_Exercise prompt_
All of the records below need to be copied exactly.

_Excerpted records_
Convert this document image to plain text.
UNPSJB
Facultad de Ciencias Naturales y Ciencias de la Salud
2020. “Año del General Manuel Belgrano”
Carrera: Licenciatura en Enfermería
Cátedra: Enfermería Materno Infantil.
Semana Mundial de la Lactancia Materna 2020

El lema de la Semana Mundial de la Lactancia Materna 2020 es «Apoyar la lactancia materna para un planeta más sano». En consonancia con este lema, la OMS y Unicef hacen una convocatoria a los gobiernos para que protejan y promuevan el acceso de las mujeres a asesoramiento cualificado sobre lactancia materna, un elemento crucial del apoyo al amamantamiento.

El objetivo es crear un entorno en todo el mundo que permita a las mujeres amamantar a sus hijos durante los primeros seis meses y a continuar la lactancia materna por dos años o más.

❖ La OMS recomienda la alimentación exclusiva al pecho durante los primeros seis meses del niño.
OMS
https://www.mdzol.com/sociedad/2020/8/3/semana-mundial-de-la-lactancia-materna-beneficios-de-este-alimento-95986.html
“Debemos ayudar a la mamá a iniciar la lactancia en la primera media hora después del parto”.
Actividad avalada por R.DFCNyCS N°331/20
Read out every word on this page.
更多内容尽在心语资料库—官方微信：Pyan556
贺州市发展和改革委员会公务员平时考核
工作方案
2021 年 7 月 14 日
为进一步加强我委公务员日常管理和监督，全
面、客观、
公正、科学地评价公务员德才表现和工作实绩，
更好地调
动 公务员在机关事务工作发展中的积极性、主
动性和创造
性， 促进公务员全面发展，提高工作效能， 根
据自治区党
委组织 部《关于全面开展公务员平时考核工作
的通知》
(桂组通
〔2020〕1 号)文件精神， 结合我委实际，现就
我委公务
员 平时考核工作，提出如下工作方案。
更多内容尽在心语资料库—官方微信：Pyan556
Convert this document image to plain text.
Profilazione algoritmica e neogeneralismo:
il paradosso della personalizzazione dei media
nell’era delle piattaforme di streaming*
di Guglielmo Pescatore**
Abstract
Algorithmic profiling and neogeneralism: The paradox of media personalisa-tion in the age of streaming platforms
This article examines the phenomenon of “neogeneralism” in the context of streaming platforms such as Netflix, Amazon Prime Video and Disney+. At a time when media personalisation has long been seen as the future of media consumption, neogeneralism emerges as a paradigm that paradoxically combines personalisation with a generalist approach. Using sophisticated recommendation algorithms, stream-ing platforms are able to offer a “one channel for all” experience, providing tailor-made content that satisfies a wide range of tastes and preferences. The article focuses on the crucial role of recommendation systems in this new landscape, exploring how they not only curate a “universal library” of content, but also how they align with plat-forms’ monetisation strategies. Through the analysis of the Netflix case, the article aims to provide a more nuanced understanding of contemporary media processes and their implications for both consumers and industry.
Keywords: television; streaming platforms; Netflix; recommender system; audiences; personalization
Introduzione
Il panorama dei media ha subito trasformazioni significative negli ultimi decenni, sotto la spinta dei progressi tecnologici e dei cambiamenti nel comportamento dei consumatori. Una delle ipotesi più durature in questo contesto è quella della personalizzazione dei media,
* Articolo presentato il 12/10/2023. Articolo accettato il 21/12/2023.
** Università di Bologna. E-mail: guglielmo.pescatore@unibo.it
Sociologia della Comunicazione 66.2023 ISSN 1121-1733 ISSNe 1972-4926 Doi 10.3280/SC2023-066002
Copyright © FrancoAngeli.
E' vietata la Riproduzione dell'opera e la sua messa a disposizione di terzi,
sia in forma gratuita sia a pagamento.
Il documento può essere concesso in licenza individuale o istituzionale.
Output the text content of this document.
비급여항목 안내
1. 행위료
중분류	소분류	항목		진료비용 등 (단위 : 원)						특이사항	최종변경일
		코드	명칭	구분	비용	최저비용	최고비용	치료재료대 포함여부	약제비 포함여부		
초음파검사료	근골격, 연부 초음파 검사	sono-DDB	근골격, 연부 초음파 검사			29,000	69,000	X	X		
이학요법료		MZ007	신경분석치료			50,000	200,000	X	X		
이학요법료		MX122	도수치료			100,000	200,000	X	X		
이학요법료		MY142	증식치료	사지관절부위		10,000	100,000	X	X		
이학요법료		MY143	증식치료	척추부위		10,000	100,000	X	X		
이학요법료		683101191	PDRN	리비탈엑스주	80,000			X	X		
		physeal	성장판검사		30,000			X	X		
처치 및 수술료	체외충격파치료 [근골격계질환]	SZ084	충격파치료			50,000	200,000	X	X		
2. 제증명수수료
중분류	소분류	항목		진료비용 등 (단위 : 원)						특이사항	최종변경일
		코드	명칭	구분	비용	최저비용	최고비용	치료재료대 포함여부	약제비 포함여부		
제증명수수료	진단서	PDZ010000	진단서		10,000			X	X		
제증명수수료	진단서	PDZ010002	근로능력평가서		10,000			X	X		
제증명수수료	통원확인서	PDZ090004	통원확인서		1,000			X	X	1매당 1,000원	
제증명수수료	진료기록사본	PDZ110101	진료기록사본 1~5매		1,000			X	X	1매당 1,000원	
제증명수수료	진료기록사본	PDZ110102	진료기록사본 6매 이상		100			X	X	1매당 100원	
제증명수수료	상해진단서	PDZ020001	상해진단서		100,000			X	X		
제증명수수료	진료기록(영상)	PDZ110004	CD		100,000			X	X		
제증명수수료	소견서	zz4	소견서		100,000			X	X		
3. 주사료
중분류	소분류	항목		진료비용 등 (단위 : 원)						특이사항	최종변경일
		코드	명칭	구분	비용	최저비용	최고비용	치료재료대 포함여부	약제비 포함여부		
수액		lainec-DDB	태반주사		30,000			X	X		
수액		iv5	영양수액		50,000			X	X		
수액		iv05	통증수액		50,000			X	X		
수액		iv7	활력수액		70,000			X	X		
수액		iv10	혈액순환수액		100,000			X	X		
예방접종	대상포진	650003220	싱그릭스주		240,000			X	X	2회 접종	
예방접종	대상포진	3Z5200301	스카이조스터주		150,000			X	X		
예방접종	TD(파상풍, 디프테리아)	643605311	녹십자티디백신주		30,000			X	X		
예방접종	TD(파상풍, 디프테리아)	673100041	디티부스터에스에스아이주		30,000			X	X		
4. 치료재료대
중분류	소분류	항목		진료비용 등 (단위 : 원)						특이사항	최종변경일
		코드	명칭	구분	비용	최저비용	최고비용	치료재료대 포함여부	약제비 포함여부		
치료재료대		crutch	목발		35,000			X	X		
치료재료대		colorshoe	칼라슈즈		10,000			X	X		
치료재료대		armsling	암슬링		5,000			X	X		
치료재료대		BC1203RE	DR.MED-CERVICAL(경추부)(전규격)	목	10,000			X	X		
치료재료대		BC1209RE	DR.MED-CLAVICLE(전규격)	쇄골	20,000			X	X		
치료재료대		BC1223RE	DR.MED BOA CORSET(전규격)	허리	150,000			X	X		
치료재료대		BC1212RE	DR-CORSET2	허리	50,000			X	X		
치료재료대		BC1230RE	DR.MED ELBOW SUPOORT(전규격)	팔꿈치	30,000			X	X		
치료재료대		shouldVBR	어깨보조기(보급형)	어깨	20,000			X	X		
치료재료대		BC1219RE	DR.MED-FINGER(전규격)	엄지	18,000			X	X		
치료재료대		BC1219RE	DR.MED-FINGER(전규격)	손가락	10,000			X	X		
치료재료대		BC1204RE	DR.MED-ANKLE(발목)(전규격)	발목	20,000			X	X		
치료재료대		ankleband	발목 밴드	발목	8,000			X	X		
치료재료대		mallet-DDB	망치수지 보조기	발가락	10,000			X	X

_Result of this exercise_
Convert this document image to plain text.
UNPSJB
Facultad de Ciencias Naturales y Ciencias de la Salud
2020. “Año del General Manuel Belgrano”
Carrera: Licenciatura en Enfermería
Cátedra: Enfermería Materno Infantil.
Semana Mundial de la Lactancia Materna 2020

El lema de la Semana Mundial de la Lactancia Materna 2020 es «Apoyar la lactancia materna para un planeta más sano». En consonancia con este lema, la OMS y Unicef hacen una convocatoria a los gobiernos para que protejan y promuevan el acceso de las mujeres a asesoramiento cualificado sobre lactancia materna, un elemento crucial del apoyo al amamantamiento.

El objetivo es crear un entorno en todo el mundo que permita a las mujeres amamantar a sus hijos durante los primeros seis meses y a continuar la lactancia materna por dos años o más.

❖ La OMS recomienda la alimentación exclusiva al pecho durante los primeros seis meses del niño.
OMS
https://www.mdzol.com/sociedad/2020/8/3/semana-mundial-de-la-lactancia-materna-beneficios-de-este-alimento-95986.html
“Debemos ayudar a la mamá a iniciar la lactancia en la primera media hora después del parto”.
Actividad avalada por R.DFCNyCS N°331/20
Read out every word on this page.
更多内容尽在心语资料库—官方微信：Pyan556
贺州市发展和改革委员会公务员平时考核
工作方案
2021 年 7 月 14 日
为进一步加强我委公务员日常管理和监督，全
面、客观、
公正、科学地评价公务员德才表现和工作实绩，
更好地调
动 公务员在机关事务工作发展中的积极性、主
动性和创造
性， 促进公务员全面发展，提高工作效能， 根
据自治区党
委组织 部《关于全面开展公务员平时考核工作
的通知》
(桂组通
〔2020〕1 号)文件精神， 结合我委实际，现就
我委公务
员 平时考核工作，提出如下工作方案。
更多内容尽在心语资料库—官方微信：Pyan556
Convert this document image to plain text.
Profilazione algoritmica e neogeneralismo:
il paradosso della personalizzazione dei media
nell’era delle piattaforme di streaming*
di Guglielmo Pescatore**
Abstract
Algorithmic profiling and neogeneralism: The paradox of media personalisa-tion in the age of streaming platforms
This article examines the phenomenon of “neogeneralism” in the context of streaming platforms such as Netflix, Amazon Prime Video and Disney+. At a time when media personalisation has long been seen as the future of media consumption, neogeneralism emerges as a paradigm that paradoxically combines personalisation with a generalist approach. Using sophisticated recommendation algorithms, stream-ing platforms are able to offer a “one channel for all” experience, providing tailor-made content that satisfies a wide range of tastes and preferences. The article focuses on the crucial role of recommendation systems in this new landscape, exploring how they not only curate a “universal library” of content, but also how they align with plat-forms’ monetisation strategies. Through the analysis of the Netflix case, the article aims to provide a more nuanced understanding of contemporary media processes and their implications for both consumers and industry.
Keywords: television; streaming platforms; Netflix; recommender system; audiences; personalization
Introduzione
Il panorama dei media ha subito trasformazioni significative negli ultimi decenni, sotto la spinta dei progressi tecnologici e dei cambiamenti nel comportamento dei consumatori. Una delle ipotesi più durature in questo contesto è quella della personalizzazione dei media,
* Articolo presentato il 12/10/2023. Articolo accettato il 21/12/2023.
** Università di Bologna. E-mail: guglielmo.pescatore@unibo.it
Sociologia della Comunicazione 66.2023 ISSN 1121-1733 ISSNe 1972-4926 Doi 10.3280/SC2023-066002
Copyright © FrancoAngeli.
E' vietata la Riproduzione dell'opera e la sua messa a disposizione di terzi,
sia in forma gratuita sia a pagamento.
Il documento può essere concesso in licenza individuale o istituzionale.
Output the text content of this document.
비급여항목 안내
1. 행위료
중분류	소분류	항목		진료비용 등 (단위 : 원)						특이사항	최종변경일
		코드	명칭	구분	비용	최저비용	최고비용	치료재료대 포함여부	약제비 포함여부		
초음파검사료	근골격, 연부 초음파 검사	sono-DDB	근골격, 연부 초음파 검사			29,000	69,000	X	X		
이학요법료		MZ007	신경분석치료			50,000	200,000	X	X		
이학요법료		MX122	도수치료			100,000	200,000	X	X		
이학요법료		MY142	증식치료	사지관절부위		10,000	100,000	X	X		
이학요법료		MY143	증식치료	척추부위		10,000	100,000	X	X		
이학요법료		683101191	PDRN	리비탈엑스주	80,000			X	X		
		physeal	성장판검사		30,000			X	X		
처치 및 수술료	체외충격파치료 [근골격계질환]	SZ084	충격파치료			50,000	200,000	X	X		
2. 제증명수수료
중분류	소분류	항목		진료비용 등 (단위 : 원)						특이사항	최종변경일
		코드	명칭	구분	비용	최저비용	최고비용	치료재료대 포함여부	약제비 포함여부		
제증명수수료	진단서	PDZ010000	진단서		10,000			X	X		
제증명수수료	진단서	PDZ010002	근로능력평가서		10,000			X	X		
제증명수수료	통원확인서	PDZ090004	통원확인서		1,000			X	X	1매당 1,000원	
제증명수수료	진료기록사본	PDZ110101	진료기록사본 1~5매		1,000			X	X	1매당 1,000원	
제증명수수료	진료기록사본	PDZ110102	진료기록사본 6매 이상		100			X	X	1매당 100원	
제증명수수료	상해진단서	PDZ020001	상해진단서		100,000			X	X		
제증명수수료	진료기록(영상)	PDZ110004	CD		100,000			X	X		
제증명수수료	소견서	zz4	소견서		100,000			X	X		
3. 주사료
중분류	소분류	항목		진료비용 등 (단위 : 원)						특이사항	최종변경일
		코드	명칭	구분	비용	최저비용	최고비용	치료재료대 포함여부	약제비 포함여부		
수액		lainec-DDB	태반주사		30,000			X	X		
수액		iv5	영양수액		50,000			X	X		
수액		iv05	통증수액		50,000			X	X		
수액		iv7	활력수액		70,000			X	X		
수액		iv10	혈액순환수액		100,000			X	X		
예방접종	대상포진	650003220	싱그릭스주		240,000			X	X	2회 접종	
예방접종	대상포진	3Z5200301	스카이조스터주		150,000			X	X		
예방접종	TD(파상풍, 디프테리아)	643605311	녹십자티디백신주		30,000			X	X		
예방접종	TD(파상풍, 디프테리아)	673100041	디티부스터에스에스아이주		30,000			X	X		
4. 치료재료대
중분류	소분류	항목		진료비용 등 (단위 : 원)						특이사항	최종변경일
		코드	명칭	구분	비용	최저비용	최고비용	치료재료대 포함여부	약제비 포함여부		
치료재료대		crutch	목발		35,000			X	X		
치료재료대		colorshoe	칼라슈즈		10,000			X	X		
치료재료대		armsling	암슬링		5,000			X	X		
치료재료대		BC1203RE	DR.MED-CERVICAL(경추부)(전규격)	목	10,000			X	X		
치료재료대		BC1209RE	DR.MED-CLAVICLE(전규격)	쇄골	20,000			X	X		
치료재료대		BC1223RE	DR.MED BOA CORSET(전규격)	허리	150,000			X	X		
치료재료대		BC1212RE	DR-CORSET2	허리	50,000			X	X		
치료재료대		BC1230RE	DR.MED ELBOW SUPOORT(전규격)	팔꿈치	30,000			X	X		
치료재료대		shouldVBR	어깨보조기(보급형)	어깨	20,000			X	X		
치료재료대		BC1219RE	DR.MED-FINGER(전규격)	엄지	18,000			X	X		
치료재료대		BC1219RE	DR.MED-FINGER(전규격)	손가락	10,000			X	X		
치료재료대		BC1204RE	DR.MED-ANKLE(발목)(전규격)	발목	20,000			X	X		
치료재료대		ankleband	발목 밴드	발목	8,000			X	X		
치료재료대		mallet-DDB	망치수지 보조기	발가락	10,000			X	X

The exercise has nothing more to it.